Stated problem: Restate the whole listing exactly.

Records:
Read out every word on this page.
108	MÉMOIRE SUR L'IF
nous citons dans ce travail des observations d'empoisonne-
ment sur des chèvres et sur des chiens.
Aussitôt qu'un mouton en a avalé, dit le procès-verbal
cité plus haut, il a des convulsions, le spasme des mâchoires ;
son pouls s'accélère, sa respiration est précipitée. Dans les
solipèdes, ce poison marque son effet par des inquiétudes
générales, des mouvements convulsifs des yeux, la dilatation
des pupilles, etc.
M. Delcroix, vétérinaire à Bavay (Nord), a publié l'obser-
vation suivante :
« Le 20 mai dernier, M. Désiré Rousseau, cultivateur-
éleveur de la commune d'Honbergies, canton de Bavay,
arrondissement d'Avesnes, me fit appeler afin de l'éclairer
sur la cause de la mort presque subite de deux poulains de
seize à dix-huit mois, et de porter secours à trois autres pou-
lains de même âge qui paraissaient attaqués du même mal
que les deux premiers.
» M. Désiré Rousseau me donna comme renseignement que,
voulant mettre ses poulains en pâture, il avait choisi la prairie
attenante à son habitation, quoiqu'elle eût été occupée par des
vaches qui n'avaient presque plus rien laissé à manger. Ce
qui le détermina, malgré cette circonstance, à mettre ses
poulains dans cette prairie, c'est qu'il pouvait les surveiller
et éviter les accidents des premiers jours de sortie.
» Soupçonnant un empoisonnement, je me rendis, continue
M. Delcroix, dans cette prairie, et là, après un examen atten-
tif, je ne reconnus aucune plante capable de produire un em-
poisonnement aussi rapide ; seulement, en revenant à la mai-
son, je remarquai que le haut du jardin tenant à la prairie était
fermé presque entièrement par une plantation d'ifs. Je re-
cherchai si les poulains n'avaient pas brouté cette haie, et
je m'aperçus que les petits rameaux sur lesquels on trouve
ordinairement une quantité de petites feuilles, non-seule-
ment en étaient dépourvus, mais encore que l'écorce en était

Written solution:
Read out every word on this page.
108	MÉMOIRE SUR L'IF
nous citons dans ce travail des observations d'empoisonne-
ment sur des chèvres et sur des chiens.
Aussitôt qu'un mouton en a avalé, dit le procès-verbal
cité plus haut, il a des convulsions, le spasme des mâchoires ;
son pouls s'accélère, sa respiration est précipitée. Dans les
solipèdes, ce poison marque son effet par des inquiétudes
générales, des mouvements convulsifs des yeux, la dilatation
des pupilles, etc.
M. Delcroix, vétérinaire à Bavay (Nord), a publié l'obser-
vation suivante :
« Le 20 mai dernier, M. Désiré Rousseau, cultivateur-
éleveur de la commune d'Honbergies, canton de Bavay,
arrondissement d'Avesnes, me fit appeler afin de l'éclairer
sur la cause de la mort presque subite de deux poulains de
seize à dix-huit mois, et de porter secours à trois autres pou-
lains de même âge qui paraissaient attaqués du même mal
que les deux premiers.
» M. Désiré Rousseau me donna comme renseignement que,
voulant mettre ses poulains en pâture, il avait choisi la prairie
attenante à son habitation, quoiqu'elle eût été occupée par des
vaches qui n'avaient presque plus rien laissé à manger. Ce
qui le détermina, malgré cette circonstance, à mettre ses
poulains dans cette prairie, c'est qu'il pouvait les surveiller
et éviter les accidents des premiers jours de sortie.
» Soupçonnant un empoisonnement, je me rendis, continue
M. Delcroix, dans cette prairie, et là, après un examen atten-
tif, je ne reconnus aucune plante capable de produire un em-
poisonnement aussi rapide ; seulement, en revenant à la mai-
son, je remarquai que le haut du jardin tenant à la prairie était
fermé presque entièrement par une plantation d'ifs. Je re-
cherchai si les poulains n'avaient pas brouté cette haie, et
je m'aperçus que les petits rameaux sur lesquels on trouve
ordinairement une quantité de petites feuilles, non-seule-
ment en étaient dépourvus, mais encore que l'écorce en était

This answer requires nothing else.